§ Pernyataan Tugas
Ubahlah paragraf yang diawali "Berdasarkan data Bloomberg" dalam teks tentang harga minyak di bawah ini menjadi daftar berbutir yang lebih ringkas, dengan mempertahankan fakta utamanya.
___ Bagian Dokumen
Akibatnya, harga minyak pun anjlok ke bawah level US$30 per barel, terendah sejak 2003 dan terkoreksi hingga 63,02 persen sepanjang tahun berjalan 2020.
Ryan Sitton mengatakan bahwa harga minyak mentah saat ini jauh di bawah harga yang dibutuhkan produsen minyak serpih AS untuk melakukan lifting minyak sehingga banyak perusahaan minyak Texas berpotensi mencatatkan kerugian pada tahun ini.
Baca Juga
Bahkan, Ryan mengatakan industri minyak di Texas telah merumahkan puluhan ribu pekerja akibat harga yang rendah dan sepinya permintaan minyak.
Padahal, dalam beberapa tahun terakhir ketika hubungan OPEC-Rusia masih hangat dan tengah memangkas kapasitas produksinya untuk menstabilkan harga, industri minyak serpih AS seperti tutup telinga dan terus menggenjot produksinya.
Walaupun keputusan Texas masih menjadi teka-teki, sentimen itu bagaikan sebuah oasis bagi pasar minyak di tengah terbatasnya sentimen positif bagi harga minyak global. Pasalnya, jika kedua pihak tersebut berhasil sepakat, maka dapat menahan laju lonjakan pasokan yang masuk ke pasar di tengah lemahnya permintaan.
Berdasarkan data Bloomberg, pada perdagangan Senin (23/3/2020) hingga pukul 14.35 WIB, harga minyak jenis WTI untuk kontrak April 2020 di bursa Nymex bergerak menguat 1,33 persen atau 0,3 poin ke level US$22,94 per barel.
Sementara itu, harga minyak jenis Brent di bursa ICE untuk kontrak Mei 2020 masih bergerak di zona merah, turun 2,48 persen menjadi US$26,31 per barel.
Kepala Strategi Pasar Asia Axicorp Ltd Stephen Innes mengatakan bahwa harga minyak global bisa mencapai US$10 per barel hingga US$15 per barel dengan sangat cepat jika OPEC dan Texas tidak dapat mencapai kesepakatan mengenai pemangkasan produksi.
“Setiap pedagang minyak saat ini mungkin sedang panas dingin menatap pergerakan harga minyak saat ini,” ujar Stephen seperti dikutip dari Bloomberg, Senin (23/3/2020).
Analis Monex Investindo Futures Faisyal mengatakan dalam publikasi risetnya bahwa industri minyak AS yang mulai tidak secemerlang sebelumnya dan mulai menunjukkan penurunan aktivitas rig, menjadi katalis positif bagi harga minyak.
Tidak bisa dipungkiri, selama ini AS menjadi salah satu faktor penurunan harga minyak global karena terus memenuhi pasokan minyak global di saat permintaan dalam tekanan.
______
___ Daftar Data
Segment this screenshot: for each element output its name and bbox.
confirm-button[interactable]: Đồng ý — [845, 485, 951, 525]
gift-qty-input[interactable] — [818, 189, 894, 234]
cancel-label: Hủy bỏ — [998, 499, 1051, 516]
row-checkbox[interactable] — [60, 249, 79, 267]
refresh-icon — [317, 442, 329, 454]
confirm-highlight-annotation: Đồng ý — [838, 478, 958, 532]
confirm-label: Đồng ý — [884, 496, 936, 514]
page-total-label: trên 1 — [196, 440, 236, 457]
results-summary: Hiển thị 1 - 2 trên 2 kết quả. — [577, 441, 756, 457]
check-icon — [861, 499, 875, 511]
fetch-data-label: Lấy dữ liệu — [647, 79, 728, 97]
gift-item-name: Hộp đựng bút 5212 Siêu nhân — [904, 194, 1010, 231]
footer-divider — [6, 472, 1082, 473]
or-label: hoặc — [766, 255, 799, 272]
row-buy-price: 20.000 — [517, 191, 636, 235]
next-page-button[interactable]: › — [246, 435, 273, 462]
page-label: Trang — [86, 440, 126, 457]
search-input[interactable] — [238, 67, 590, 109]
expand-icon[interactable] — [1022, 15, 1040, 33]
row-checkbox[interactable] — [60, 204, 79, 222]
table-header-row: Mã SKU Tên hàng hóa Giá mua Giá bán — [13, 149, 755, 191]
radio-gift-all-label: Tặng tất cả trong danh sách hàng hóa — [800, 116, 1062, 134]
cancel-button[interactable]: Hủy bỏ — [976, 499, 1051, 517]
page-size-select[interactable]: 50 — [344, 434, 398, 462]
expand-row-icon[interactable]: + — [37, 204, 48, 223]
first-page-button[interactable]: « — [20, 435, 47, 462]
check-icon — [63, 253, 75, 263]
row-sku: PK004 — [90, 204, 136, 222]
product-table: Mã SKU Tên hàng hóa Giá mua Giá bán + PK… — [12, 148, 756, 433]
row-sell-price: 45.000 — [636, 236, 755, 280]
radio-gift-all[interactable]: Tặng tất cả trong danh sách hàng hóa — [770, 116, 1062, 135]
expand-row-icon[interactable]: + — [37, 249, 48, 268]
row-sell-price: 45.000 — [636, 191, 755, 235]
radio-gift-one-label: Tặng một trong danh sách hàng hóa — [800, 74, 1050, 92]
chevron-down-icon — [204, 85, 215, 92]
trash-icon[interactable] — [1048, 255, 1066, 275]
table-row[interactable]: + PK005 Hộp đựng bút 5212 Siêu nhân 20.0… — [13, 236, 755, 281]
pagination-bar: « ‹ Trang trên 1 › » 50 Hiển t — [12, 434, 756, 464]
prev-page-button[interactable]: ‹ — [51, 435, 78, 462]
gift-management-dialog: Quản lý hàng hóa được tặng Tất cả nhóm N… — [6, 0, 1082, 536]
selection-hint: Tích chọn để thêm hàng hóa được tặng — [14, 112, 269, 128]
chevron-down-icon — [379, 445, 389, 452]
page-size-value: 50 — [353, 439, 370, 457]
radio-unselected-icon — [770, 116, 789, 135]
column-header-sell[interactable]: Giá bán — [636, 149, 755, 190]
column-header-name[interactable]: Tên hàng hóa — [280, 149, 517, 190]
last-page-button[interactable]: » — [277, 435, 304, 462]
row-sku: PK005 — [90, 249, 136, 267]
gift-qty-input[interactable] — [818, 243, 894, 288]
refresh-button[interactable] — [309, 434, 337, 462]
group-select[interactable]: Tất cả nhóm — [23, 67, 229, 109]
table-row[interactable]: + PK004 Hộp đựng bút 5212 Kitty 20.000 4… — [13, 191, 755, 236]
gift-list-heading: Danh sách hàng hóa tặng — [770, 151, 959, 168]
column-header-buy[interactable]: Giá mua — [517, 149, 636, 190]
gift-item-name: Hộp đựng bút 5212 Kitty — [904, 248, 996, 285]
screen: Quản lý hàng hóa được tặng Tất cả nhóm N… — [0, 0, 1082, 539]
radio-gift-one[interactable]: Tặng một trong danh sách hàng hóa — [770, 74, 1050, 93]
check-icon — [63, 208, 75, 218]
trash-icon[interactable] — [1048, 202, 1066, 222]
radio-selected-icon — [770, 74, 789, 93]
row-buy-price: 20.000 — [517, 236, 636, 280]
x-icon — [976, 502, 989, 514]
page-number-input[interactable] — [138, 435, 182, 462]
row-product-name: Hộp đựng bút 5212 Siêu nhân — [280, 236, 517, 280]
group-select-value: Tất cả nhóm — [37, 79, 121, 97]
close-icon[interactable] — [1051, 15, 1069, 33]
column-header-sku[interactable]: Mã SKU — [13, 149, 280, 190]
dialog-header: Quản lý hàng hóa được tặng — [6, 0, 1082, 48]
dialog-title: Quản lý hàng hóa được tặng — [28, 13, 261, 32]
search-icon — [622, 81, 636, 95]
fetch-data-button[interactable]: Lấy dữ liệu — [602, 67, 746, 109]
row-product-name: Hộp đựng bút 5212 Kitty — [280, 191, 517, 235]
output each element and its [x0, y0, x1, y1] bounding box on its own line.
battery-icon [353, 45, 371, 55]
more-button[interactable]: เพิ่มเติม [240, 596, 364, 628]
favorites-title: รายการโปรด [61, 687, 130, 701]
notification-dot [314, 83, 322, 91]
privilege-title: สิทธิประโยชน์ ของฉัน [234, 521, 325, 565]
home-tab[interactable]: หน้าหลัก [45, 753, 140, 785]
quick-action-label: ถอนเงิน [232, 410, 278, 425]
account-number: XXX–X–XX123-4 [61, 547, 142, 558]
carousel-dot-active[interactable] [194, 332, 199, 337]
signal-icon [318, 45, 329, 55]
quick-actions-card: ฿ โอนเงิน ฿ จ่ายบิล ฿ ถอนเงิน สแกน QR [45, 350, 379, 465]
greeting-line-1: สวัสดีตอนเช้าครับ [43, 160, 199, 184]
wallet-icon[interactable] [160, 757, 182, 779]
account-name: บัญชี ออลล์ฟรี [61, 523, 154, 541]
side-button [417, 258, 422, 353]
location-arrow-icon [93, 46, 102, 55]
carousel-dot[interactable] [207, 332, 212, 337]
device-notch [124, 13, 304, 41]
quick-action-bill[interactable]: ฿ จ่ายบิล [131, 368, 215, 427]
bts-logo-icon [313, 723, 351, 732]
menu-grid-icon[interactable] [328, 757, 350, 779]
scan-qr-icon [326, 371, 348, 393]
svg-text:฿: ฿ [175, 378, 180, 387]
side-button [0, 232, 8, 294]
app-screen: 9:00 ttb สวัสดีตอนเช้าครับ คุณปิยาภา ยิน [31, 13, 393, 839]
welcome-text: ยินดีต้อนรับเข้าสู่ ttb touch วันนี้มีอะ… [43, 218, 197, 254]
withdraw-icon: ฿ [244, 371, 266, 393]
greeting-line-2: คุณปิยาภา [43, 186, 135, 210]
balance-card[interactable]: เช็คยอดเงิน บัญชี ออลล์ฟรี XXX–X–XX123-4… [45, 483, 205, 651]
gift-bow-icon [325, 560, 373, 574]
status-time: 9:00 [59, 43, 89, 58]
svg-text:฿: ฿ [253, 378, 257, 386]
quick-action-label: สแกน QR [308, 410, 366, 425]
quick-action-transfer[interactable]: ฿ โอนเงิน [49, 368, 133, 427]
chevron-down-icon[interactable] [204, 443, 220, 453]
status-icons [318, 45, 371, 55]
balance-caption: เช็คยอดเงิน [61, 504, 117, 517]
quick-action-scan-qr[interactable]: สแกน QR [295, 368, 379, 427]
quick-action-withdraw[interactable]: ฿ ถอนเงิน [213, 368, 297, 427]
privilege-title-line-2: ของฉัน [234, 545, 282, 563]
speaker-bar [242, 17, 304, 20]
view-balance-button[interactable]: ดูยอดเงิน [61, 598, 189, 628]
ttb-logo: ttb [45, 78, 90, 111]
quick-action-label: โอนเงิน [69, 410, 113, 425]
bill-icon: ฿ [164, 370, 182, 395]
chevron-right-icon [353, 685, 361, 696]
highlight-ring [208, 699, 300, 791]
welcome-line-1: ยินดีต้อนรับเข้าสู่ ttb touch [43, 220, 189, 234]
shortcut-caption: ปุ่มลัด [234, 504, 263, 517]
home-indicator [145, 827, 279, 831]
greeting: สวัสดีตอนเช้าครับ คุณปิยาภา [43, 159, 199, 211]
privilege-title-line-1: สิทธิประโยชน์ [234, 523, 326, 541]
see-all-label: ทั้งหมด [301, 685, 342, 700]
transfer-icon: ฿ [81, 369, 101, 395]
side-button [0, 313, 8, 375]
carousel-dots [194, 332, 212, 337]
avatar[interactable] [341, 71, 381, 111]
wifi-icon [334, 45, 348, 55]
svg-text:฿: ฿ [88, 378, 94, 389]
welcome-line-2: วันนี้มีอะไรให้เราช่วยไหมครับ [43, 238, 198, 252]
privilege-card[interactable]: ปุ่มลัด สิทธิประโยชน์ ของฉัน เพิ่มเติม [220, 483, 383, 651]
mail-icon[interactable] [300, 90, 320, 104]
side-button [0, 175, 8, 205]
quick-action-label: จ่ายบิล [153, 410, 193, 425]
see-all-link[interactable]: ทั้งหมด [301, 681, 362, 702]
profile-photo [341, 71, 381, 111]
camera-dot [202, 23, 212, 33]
______
§ Jawaban Tertulis
- Sumber: data Bloomberg, perdagangan Senin (23/3/2020) hingga pukul 14.35 WIB
- Jenis minyak: WTI kontrak April 2020 di bursa Nymex
- Pergerakan: menguat 1,33 persen atau 0,3 poin
- Harga: US$22,94 per barel